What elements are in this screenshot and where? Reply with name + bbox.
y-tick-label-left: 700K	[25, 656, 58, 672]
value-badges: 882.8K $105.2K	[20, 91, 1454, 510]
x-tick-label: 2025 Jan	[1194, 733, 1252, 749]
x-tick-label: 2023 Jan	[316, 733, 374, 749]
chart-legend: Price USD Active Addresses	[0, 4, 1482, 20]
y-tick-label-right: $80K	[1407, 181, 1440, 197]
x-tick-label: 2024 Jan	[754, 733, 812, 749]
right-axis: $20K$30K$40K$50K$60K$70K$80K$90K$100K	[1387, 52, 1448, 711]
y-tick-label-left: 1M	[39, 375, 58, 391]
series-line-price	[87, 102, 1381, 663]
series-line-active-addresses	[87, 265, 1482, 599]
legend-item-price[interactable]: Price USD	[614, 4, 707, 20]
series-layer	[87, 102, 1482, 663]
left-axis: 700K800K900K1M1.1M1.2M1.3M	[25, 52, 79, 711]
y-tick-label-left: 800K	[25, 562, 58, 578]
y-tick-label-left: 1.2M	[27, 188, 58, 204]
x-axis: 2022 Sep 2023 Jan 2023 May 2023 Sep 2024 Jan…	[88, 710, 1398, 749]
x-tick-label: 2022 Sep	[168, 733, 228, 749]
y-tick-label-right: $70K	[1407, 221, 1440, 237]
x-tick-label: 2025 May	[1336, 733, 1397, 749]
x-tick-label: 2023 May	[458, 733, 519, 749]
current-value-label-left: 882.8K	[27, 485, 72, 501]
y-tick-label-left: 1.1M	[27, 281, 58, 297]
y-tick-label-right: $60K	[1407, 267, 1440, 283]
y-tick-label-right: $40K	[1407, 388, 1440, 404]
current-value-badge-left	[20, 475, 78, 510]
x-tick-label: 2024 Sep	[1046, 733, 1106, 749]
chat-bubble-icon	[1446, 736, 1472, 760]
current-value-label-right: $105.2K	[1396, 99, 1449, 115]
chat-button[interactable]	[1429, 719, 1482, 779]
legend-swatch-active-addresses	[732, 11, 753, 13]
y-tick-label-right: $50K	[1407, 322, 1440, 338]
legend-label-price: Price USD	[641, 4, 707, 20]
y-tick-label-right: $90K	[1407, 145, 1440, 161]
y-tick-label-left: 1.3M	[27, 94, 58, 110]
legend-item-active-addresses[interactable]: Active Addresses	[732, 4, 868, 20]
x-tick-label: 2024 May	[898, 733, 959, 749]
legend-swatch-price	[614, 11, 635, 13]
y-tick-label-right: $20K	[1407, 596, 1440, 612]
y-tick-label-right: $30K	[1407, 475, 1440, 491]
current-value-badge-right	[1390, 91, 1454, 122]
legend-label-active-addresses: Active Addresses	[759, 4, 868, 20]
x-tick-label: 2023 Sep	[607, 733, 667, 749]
____________________
▶ [TASK INSTRUCTIONS]: Give all the lines above again, replacing "Active Addresses" with "Daily Users" everywhere it occurs and leaving everything else unchanged.

▶ [WRITTEN ANSWER]:
What elements are in this screenshot and where? Reply with name + bbox.
y-tick-label-left: 700K	[25, 656, 58, 672]
value-badges: 882.8K $105.2K	[20, 91, 1454, 510]
x-tick-label: 2025 Jan	[1194, 733, 1252, 749]
x-tick-label: 2023 Jan	[316, 733, 374, 749]
chart-legend: Price USD Daily Users	[0, 4, 1482, 20]
y-tick-label-right: $80K	[1407, 181, 1440, 197]
x-tick-label: 2024 Jan	[754, 733, 812, 749]
right-axis: $20K$30K$40K$50K$60K$70K$80K$90K$100K	[1387, 52, 1448, 711]
y-tick-label-left: 1M	[39, 375, 58, 391]
series-line-price	[87, 102, 1381, 663]
series-line-active-addresses	[87, 265, 1482, 599]
legend-item-price[interactable]: Price USD	[614, 4, 707, 20]
series-layer	[87, 102, 1482, 663]
left-axis: 700K800K900K1M1.1M1.2M1.3M	[25, 52, 79, 711]
y-tick-label-left: 800K	[25, 562, 58, 578]
y-tick-label-left: 1.2M	[27, 188, 58, 204]
x-axis: 2022 Sep 2023 Jan 2023 May 2023 Sep 2024 Jan…	[88, 710, 1398, 749]
x-tick-label: 2022 Sep	[168, 733, 228, 749]
y-tick-label-right: $70K	[1407, 221, 1440, 237]
x-tick-label: 2025 May	[1336, 733, 1397, 749]
x-tick-label: 2023 May	[458, 733, 519, 749]
current-value-label-left: 882.8K	[27, 485, 72, 501]
y-tick-label-left: 1.1M	[27, 281, 58, 297]
y-tick-label-right: $60K	[1407, 267, 1440, 283]
y-tick-label-right: $40K	[1407, 388, 1440, 404]
current-value-badge-left	[20, 475, 78, 510]
x-tick-label: 2024 Sep	[1046, 733, 1106, 749]
chat-bubble-icon	[1446, 736, 1472, 760]
current-value-label-right: $105.2K	[1396, 99, 1449, 115]
chat-button[interactable]	[1429, 719, 1482, 779]
legend-swatch-active-addresses	[732, 11, 753, 13]
y-tick-label-right: $50K	[1407, 322, 1440, 338]
legend-label-price: Price USD	[641, 4, 707, 20]
y-tick-label-right: $90K	[1407, 145, 1440, 161]
y-tick-label-left: 1.3M	[27, 94, 58, 110]
legend-item-active-addresses[interactable]: Daily Users	[732, 4, 868, 20]
x-tick-label: 2024 May	[898, 733, 959, 749]
legend-swatch-price	[614, 11, 635, 13]
y-tick-label-right: $20K	[1407, 596, 1440, 612]
y-tick-label-right: $30K	[1407, 475, 1440, 491]
current-value-badge-right	[1390, 91, 1454, 122]
legend-label-active-addresses: Daily Users	[759, 4, 868, 20]
x-tick-label: 2023 Sep	[607, 733, 667, 749]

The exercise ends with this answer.